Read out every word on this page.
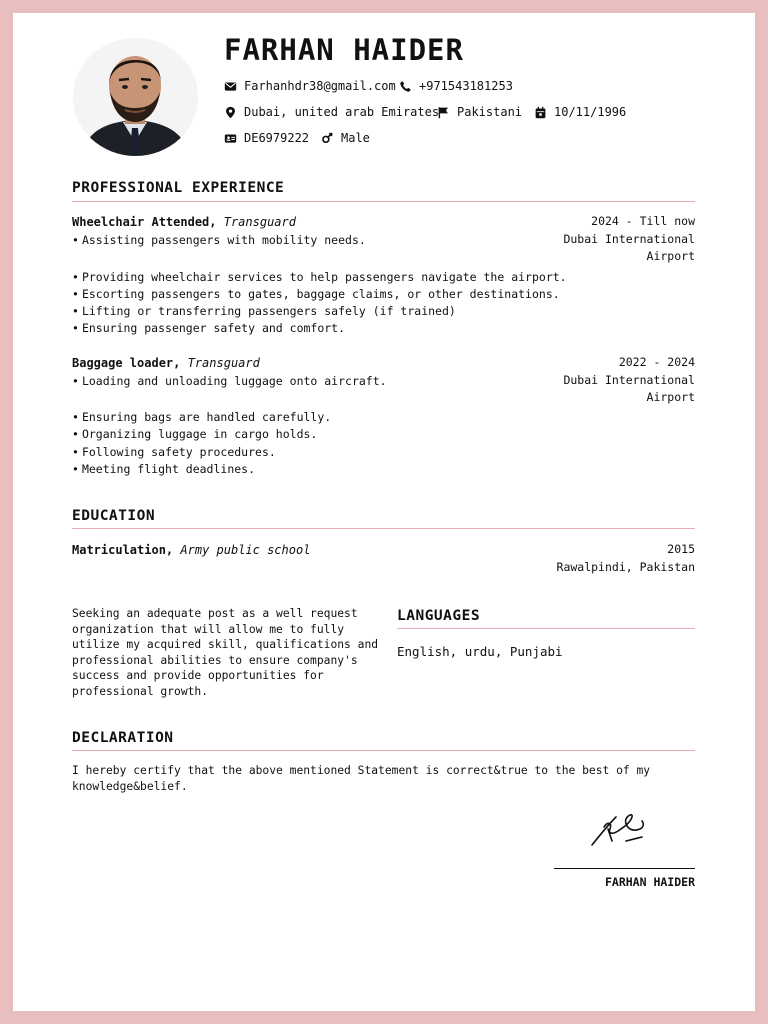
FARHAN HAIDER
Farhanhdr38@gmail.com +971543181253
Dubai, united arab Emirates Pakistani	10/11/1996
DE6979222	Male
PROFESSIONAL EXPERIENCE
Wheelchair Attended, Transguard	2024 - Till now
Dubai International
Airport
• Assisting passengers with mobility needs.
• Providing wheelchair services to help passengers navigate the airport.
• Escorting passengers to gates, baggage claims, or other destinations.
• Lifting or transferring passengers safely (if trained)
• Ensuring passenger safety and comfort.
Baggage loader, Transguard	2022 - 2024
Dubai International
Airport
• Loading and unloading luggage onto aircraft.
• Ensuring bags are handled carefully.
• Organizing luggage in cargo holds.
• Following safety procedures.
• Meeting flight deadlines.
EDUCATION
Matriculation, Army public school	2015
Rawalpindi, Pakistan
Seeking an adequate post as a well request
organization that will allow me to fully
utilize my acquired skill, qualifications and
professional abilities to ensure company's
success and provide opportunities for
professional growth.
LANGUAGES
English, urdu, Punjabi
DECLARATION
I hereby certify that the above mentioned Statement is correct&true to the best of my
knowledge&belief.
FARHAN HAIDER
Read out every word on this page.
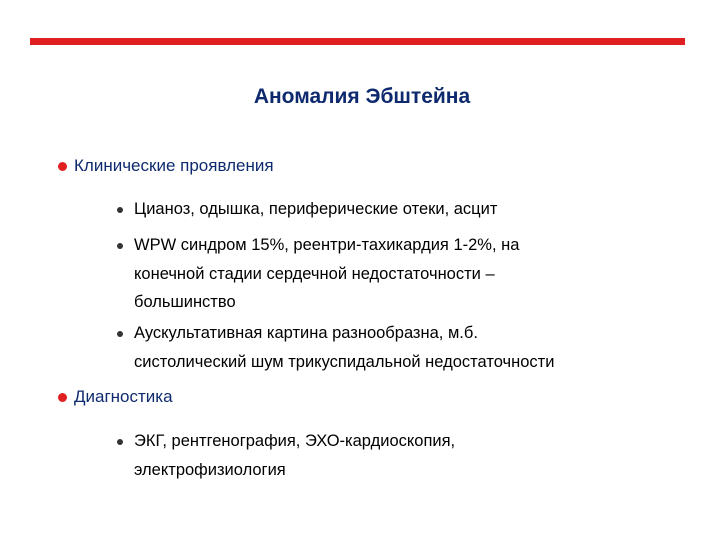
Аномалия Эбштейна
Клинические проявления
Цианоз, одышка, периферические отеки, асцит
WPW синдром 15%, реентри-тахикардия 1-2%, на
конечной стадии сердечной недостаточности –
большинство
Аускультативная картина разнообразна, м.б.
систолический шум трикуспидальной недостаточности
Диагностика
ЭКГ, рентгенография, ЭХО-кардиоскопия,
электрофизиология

■ ■ ■ ■

What you need to do:
Each line of the data should be quoted exactly, with pictures left out.

Output for this task:
Read out every word on this page.
FARHAN HAIDER
Farhanhdr38@gmail.com +971543181253
Dubai, united arab Emirates Pakistani	10/11/1996
DE6979222	Male
PROFESSIONAL EXPERIENCE
Wheelchair Attended, Transguard	2024 - Till now
Dubai International
Airport
• Assisting passengers with mobility needs.
• Providing wheelchair services to help passengers navigate the airport.
• Escorting passengers to gates, baggage claims, or other destinations.
• Lifting or transferring passengers safely (if trained)
• Ensuring passenger safety and comfort.
Baggage loader, Transguard	2022 - 2024
Dubai International
Airport
• Loading and unloading luggage onto aircraft.
• Ensuring bags are handled carefully.
• Organizing luggage in cargo holds.
• Following safety procedures.
• Meeting flight deadlines.
EDUCATION
Matriculation, Army public school	2015
Rawalpindi, Pakistan
Seeking an adequate post as a well request
organization that will allow me to fully
utilize my acquired skill, qualifications and
professional abilities to ensure company's
success and provide opportunities for
professional growth.
LANGUAGES
English, urdu, Punjabi
DECLARATION
I hereby certify that the above mentioned Statement is correct&true to the best of my
knowledge&belief.
FARHAN HAIDER
Read out every word on this page.
Аномалия Эбштейна
Клинические проявления
Цианоз, одышка, периферические отеки, асцит
WPW синдром 15%, реентри-тахикардия 1-2%, на
конечной стадии сердечной недостаточности –
большинство
Аускультативная картина разнообразна, м.б.
систолический шум трикуспидальной недостаточности
Диагностика
ЭКГ, рентгенография, ЭХО-кардиоскопия,
электрофизиология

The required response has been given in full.